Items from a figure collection
________________________________________

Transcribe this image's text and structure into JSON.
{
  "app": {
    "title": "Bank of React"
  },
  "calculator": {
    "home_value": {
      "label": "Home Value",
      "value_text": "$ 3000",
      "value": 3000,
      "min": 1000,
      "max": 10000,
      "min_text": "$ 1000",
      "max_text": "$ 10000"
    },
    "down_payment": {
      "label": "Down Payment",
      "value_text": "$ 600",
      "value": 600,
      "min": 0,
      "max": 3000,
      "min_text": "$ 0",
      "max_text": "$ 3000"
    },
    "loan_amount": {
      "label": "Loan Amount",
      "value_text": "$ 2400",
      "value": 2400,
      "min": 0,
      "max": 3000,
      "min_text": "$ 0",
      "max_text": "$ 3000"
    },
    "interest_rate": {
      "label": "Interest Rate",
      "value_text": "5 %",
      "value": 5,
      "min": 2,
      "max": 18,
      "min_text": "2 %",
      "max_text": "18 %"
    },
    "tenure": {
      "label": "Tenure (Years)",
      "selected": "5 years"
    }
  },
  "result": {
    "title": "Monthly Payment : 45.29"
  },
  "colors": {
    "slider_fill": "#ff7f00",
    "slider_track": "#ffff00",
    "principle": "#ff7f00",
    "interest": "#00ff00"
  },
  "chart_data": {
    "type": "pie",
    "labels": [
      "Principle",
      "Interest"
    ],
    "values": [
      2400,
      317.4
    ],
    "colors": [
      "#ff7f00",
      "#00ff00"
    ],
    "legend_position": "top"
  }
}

________________________________________

Task statement:
Copy out each line above, character for character.

Worked answer:
Transcribe this image's text and structure into JSON.
{
  "app": {
    "title": "Bank of React"
  },
  "calculator": {
    "home_value": {
      "label": "Home Value",
      "value_text": "$ 3000",
      "value": 3000,
      "min": 1000,
      "max": 10000,
      "min_text": "$ 1000",
      "max_text": "$ 10000"
    },
    "down_payment": {
      "label": "Down Payment",
      "value_text": "$ 600",
      "value": 600,
      "min": 0,
      "max": 3000,
      "min_text": "$ 0",
      "max_text": "$ 3000"
    },
    "loan_amount": {
      "label": "Loan Amount",
      "value_text": "$ 2400",
      "value": 2400,
      "min": 0,
      "max": 3000,
      "min_text": "$ 0",
      "max_text": "$ 3000"
    },
    "interest_rate": {
      "label": "Interest Rate",
      "value_text": "5 %",
      "value": 5,
      "min": 2,
      "max": 18,
      "min_text": "2 %",
      "max_text": "18 %"
    },
    "tenure": {
      "label": "Tenure (Years)",
      "selected": "5 years"
    }
  },
  "result": {
    "title": "Monthly Payment : 45.29"
  },
  "colors": {
    "slider_fill": "#ff7f00",
    "slider_track": "#ffff00",
    "principle": "#ff7f00",
    "interest": "#00ff00"
  },
  "chart_data": {
    "type": "pie",
    "labels": [
      "Principle",
      "Interest"
    ],
    "values": [
      2400,
      317.4
    ],
    "colors": [
      "#ff7f00",
      "#00ff00"
    ],
    "legend_position": "top"
  }
}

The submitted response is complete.